WHAT THE TASK ASKS |
Copy out all of the material, matching it word for word.

PROVIDED DATA |
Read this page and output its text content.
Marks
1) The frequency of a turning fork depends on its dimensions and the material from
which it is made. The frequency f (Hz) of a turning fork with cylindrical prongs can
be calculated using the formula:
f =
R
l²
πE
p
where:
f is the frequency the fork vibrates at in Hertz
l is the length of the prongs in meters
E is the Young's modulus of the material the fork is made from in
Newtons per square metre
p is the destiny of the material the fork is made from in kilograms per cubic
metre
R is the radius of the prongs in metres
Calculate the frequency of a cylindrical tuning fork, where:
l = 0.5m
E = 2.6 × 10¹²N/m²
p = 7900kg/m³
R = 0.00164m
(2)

EXERCISE RESULT |
Read this page and output its text content.
Marks
1) The frequency of a turning fork depends on its dimensions and the material from
which it is made. The frequency f (Hz) of a turning fork with cylindrical prongs can
be calculated using the formula:
f =
R
l²
πE
p
where:
f is the frequency the fork vibrates at in Hertz
l is the length of the prongs in meters
E is the Young's modulus of the material the fork is made from in
Newtons per square metre
p is the destiny of the material the fork is made from in kilograms per cubic
metre
R is the radius of the prongs in metres
Calculate the frequency of a cylindrical tuning fork, where:
l = 0.5m
E = 2.6 × 10¹²N/m²
p = 7900kg/m³
R = 0.00164m
(2)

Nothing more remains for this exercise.